[Collection entries]
-=-=-

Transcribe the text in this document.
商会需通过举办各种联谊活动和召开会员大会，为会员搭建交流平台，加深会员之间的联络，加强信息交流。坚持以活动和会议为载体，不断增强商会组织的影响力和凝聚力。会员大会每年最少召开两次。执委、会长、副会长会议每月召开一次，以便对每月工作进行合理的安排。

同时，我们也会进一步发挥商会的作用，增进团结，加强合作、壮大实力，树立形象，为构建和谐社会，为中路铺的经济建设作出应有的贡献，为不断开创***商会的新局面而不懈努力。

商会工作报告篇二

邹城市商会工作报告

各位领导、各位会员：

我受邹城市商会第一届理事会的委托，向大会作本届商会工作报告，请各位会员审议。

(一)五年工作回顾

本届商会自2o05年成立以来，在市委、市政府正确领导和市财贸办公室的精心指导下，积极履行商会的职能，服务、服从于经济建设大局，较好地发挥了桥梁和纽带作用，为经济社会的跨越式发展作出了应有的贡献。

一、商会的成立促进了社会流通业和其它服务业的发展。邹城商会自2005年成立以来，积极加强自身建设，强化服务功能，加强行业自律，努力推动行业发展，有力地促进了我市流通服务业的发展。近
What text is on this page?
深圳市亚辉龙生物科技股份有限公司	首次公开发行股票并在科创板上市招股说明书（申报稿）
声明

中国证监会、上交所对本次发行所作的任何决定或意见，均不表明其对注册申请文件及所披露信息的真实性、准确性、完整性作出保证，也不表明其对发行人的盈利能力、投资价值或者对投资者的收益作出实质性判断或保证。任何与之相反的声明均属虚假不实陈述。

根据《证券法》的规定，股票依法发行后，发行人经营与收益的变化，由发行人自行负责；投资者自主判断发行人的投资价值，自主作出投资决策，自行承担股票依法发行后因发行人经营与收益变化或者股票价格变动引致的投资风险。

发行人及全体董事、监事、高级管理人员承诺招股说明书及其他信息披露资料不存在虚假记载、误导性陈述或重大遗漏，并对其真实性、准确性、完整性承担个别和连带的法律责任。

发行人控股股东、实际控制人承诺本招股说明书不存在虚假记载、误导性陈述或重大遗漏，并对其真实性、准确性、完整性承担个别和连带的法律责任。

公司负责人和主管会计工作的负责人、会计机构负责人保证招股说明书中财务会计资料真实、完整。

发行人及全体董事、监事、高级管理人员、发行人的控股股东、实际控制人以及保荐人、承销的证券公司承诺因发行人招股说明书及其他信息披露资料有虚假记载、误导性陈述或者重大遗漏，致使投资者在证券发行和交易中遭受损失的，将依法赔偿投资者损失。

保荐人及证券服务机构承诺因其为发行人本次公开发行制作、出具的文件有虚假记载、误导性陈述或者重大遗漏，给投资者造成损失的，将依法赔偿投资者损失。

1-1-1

-=-=-

Looking at the entries above, say how many lines contain the word "误导性陈述或重大遗漏". Only the number is wanted.

Task response ->
2